_YOUR GOAL_
Collect all lines below with the string "JSON".

====

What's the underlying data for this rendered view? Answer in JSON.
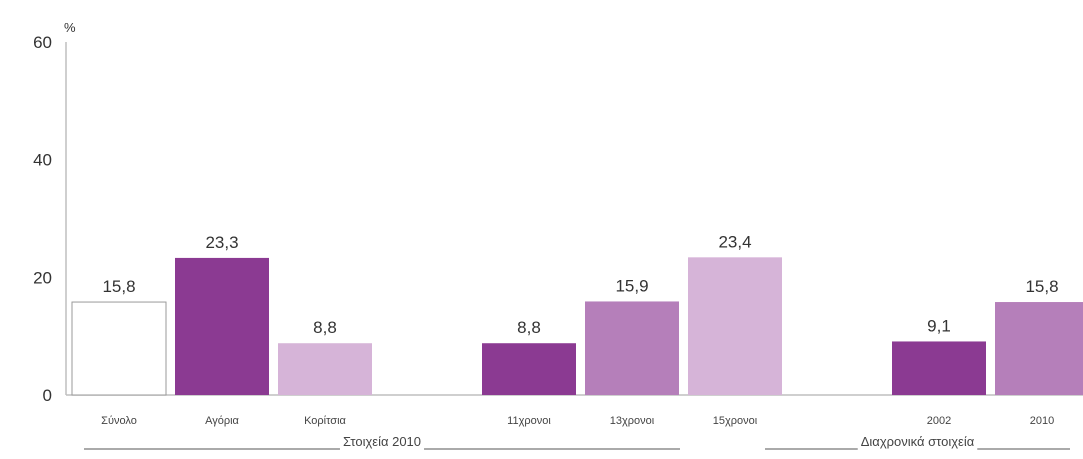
{
  "chart_data": {
    "type": "bar",
    "unit": "%",
    "ylim": [
      0,
      60
    ],
    "yticks": [
      0,
      20,
      40,
      60
    ],
    "categories": [
      "Σύνολο",
      "Αγόρια",
      "Κορίτσια",
      "11χρονοι",
      "13χρονοι",
      "15χρονοι",
      "2002",
      "2010"
    ],
    "values": [
      15.8,
      23.3,
      8.8,
      8.8,
      15.9,
      23.4,
      9.1,
      15.8
    ],
    "value_labels": [
      "15,8",
      "23,3",
      "8,8",
      "8,8",
      "15,9",
      "23,4",
      "9,1",
      "15,8"
    ],
    "bar_colors": [
      "#ffffff",
      "#8b3a92",
      "#d6b4d8",
      "#8b3a92",
      "#b57fba",
      "#d6b4d8",
      "#8b3a92",
      "#b57fba"
    ],
    "groups": [
      {
        "label": "Στοιχεία 2010",
        "categories": [
          "Σύνολο",
          "Αγόρια",
          "Κορίτσια",
          "11χρονοι",
          "13χρονοι",
          "15χρονοι"
        ]
      },
      {
        "label": "Διαχρονικά στοιχεία",
        "categories": [
          "2002",
          "2010"
        ]
      }
    ],
    "grid": false
  }
}
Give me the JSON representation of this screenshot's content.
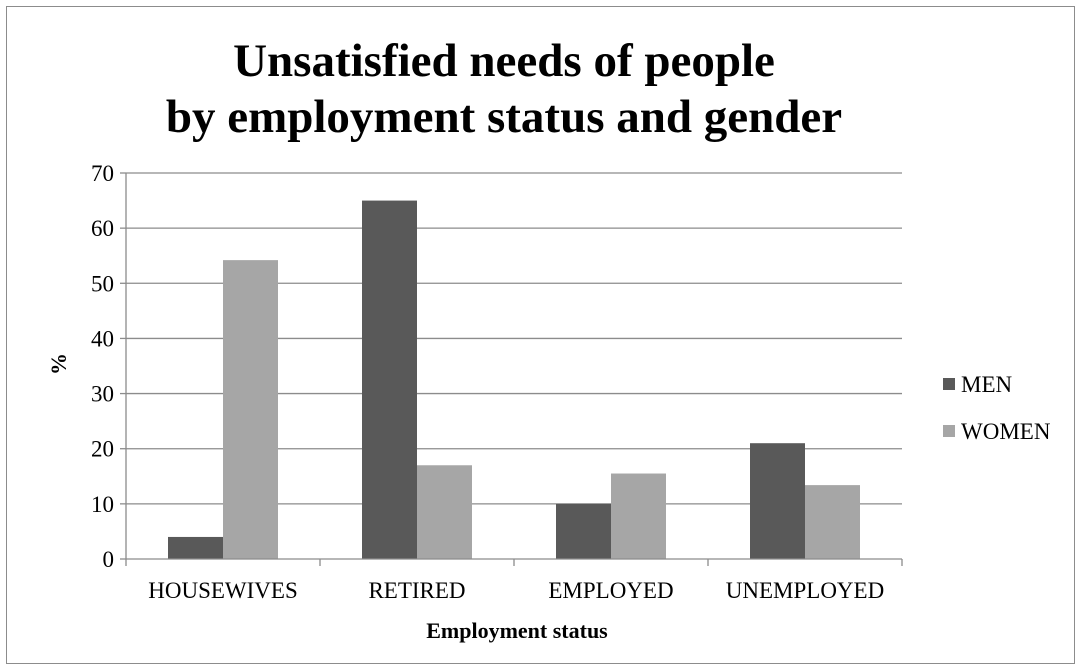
{
  "chart_data": {
    "type": "bar",
    "title": [
      "Unsatisfied needs of people",
      "by employment status and gender"
    ],
    "xlabel": "Employment status",
    "ylabel": "%",
    "categories": [
      "HOUSEWIVES",
      "RETIRED",
      "EMPLOYED",
      "UNEMPLOYED"
    ],
    "series": [
      {
        "name": "MEN",
        "values": [
          4,
          65,
          10,
          21
        ],
        "color": "#595959"
      },
      {
        "name": "WOMEN",
        "values": [
          54.2,
          17,
          15.5,
          13.4
        ],
        "color": "#a6a6a6"
      }
    ],
    "ylim": [
      0,
      70
    ],
    "yticks": [
      0,
      10,
      20,
      30,
      40,
      50,
      60,
      70
    ],
    "grid": true,
    "legend": "right"
  }
}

====

_COMPLETE OUTPUT_
What's the underlying data for this rendered view? Answer in JSON.
Give me the JSON representation of this screenshot's content.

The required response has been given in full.